» WHAT YOU WILL DO: Below is a listing to write out in full, exactly as given, without its pictures.
- - - - - - -
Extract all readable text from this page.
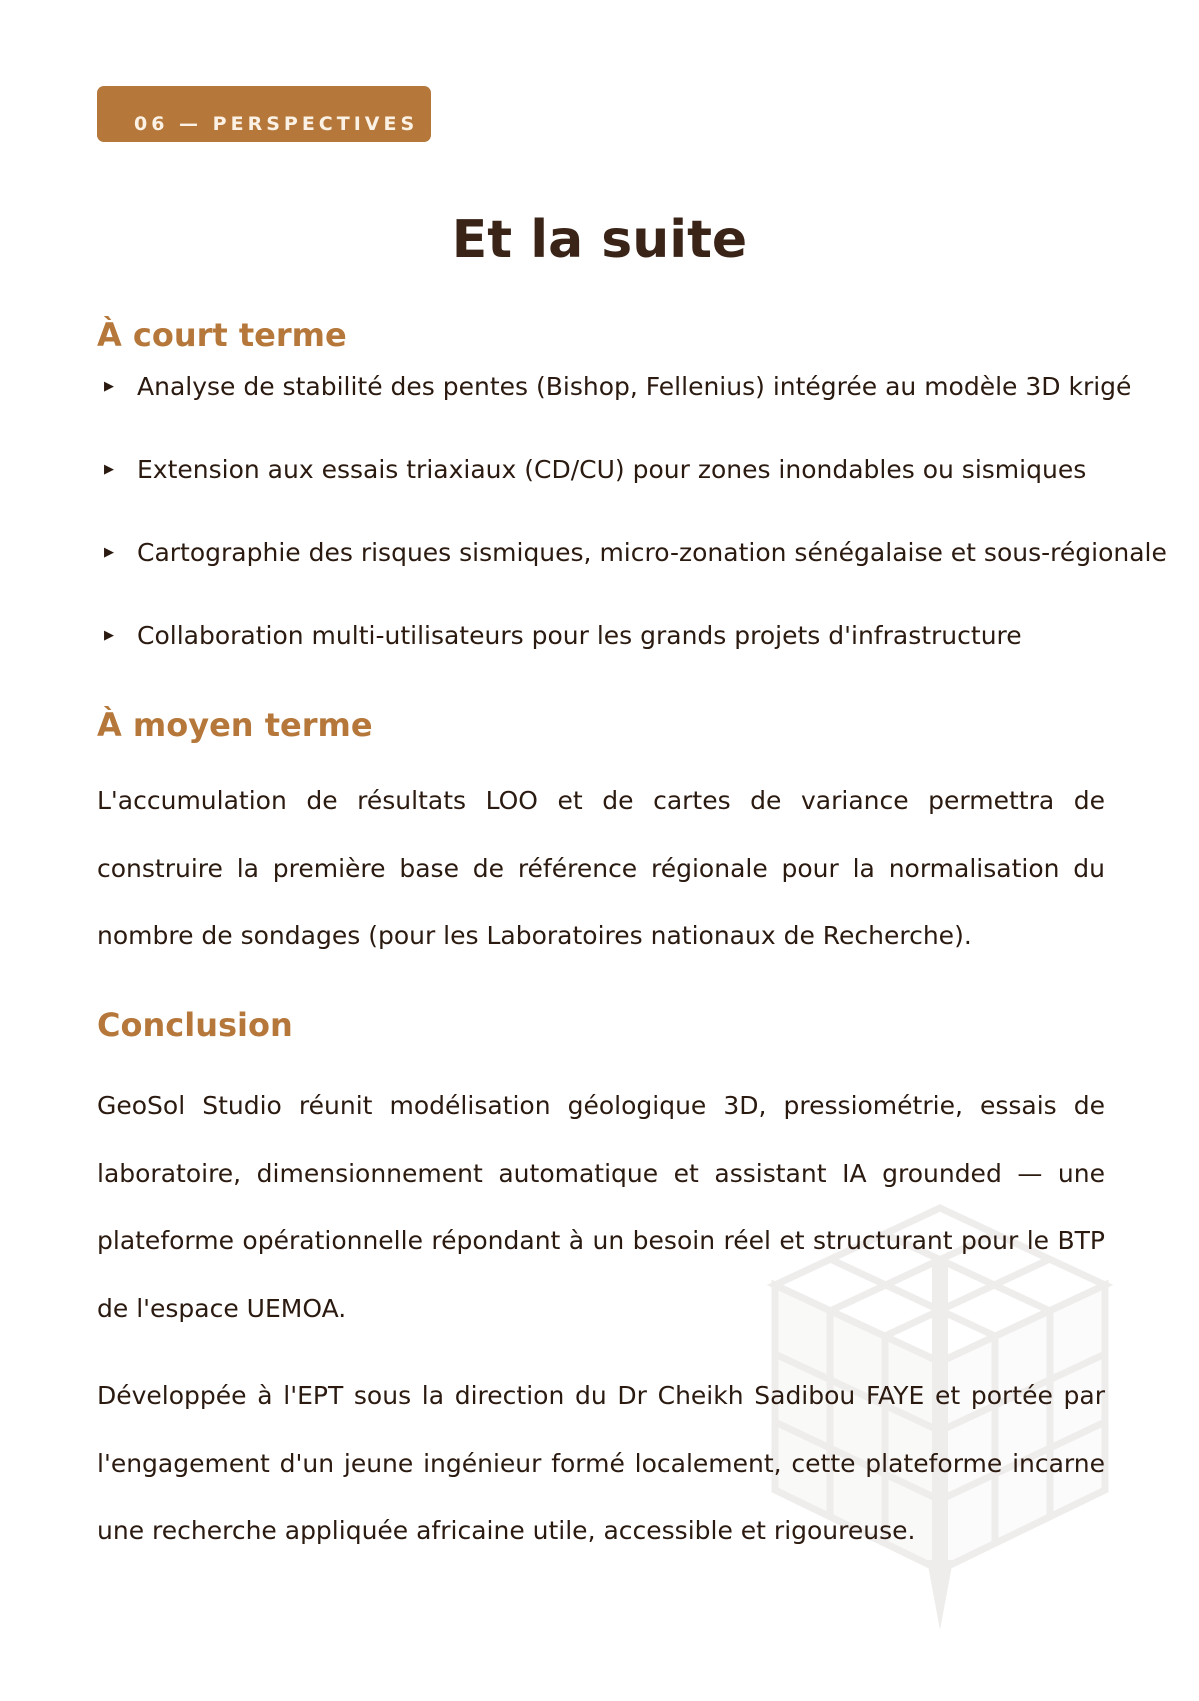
06 — PERSPECTIVES
Et la suite
À court terme
▶ Analyse de stabilité des pentes (Bishop, Fellenius) intégrée au modèle 3D krigé
▶ Extension aux essais triaxiaux (CD/CU) pour zones inondables ou sismiques
▶ Cartographie des risques sismiques, micro-zonation sénégalaise et sous-régionale
▶ Collaboration multi-utilisateurs pour les grands projets d'infrastructure
À moyen terme

L'accumulation de résultats LOO et de cartes de variance permettra de construire la première base de référence régionale pour la normalisation du nombre de sondages (pour les Laboratoires nationaux de Recherche).

Conclusion

GeoSol Studio réunit modélisation géologique 3D, pressiométrie, essais de laboratoire, dimensionnement automatique et assistant IA grounded — une plateforme opérationnelle répondant à un besoin réel et structurant pour le BTP de l'espace UEMOA.

Développée à l'EPT sous la direction du Dr Cheikh Sadibou FAYE et portée par l'engagement d'un jeune ingénieur formé localement, cette plateforme incarne une recherche appliquée africaine utile, accessible et rigoureuse.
- - - - - - -
» RESPONSE TO THIS TASK:
Extract all readable text from this page.
06 — PERSPECTIVES
Et la suite
À court terme
▶ Analyse de stabilité des pentes (Bishop, Fellenius) intégrée au modèle 3D krigé
▶ Extension aux essais triaxiaux (CD/CU) pour zones inondables ou sismiques
▶ Cartographie des risques sismiques, micro-zonation sénégalaise et sous-régionale
▶ Collaboration multi-utilisateurs pour les grands projets d'infrastructure
À moyen terme

L'accumulation de résultats LOO et de cartes de variance permettra de construire la première base de référence régionale pour la normalisation du nombre de sondages (pour les Laboratoires nationaux de Recherche).

Conclusion

GeoSol Studio réunit modélisation géologique 3D, pressiométrie, essais de laboratoire, dimensionnement automatique et assistant IA grounded — une plateforme opérationnelle répondant à un besoin réel et structurant pour le BTP de l'espace UEMOA.

Développée à l'EPT sous la direction du Dr Cheikh Sadibou FAYE et portée par l'engagement d'un jeune ingénieur formé localement, cette plateforme incarne une recherche appliquée africaine utile, accessible et rigoureuse.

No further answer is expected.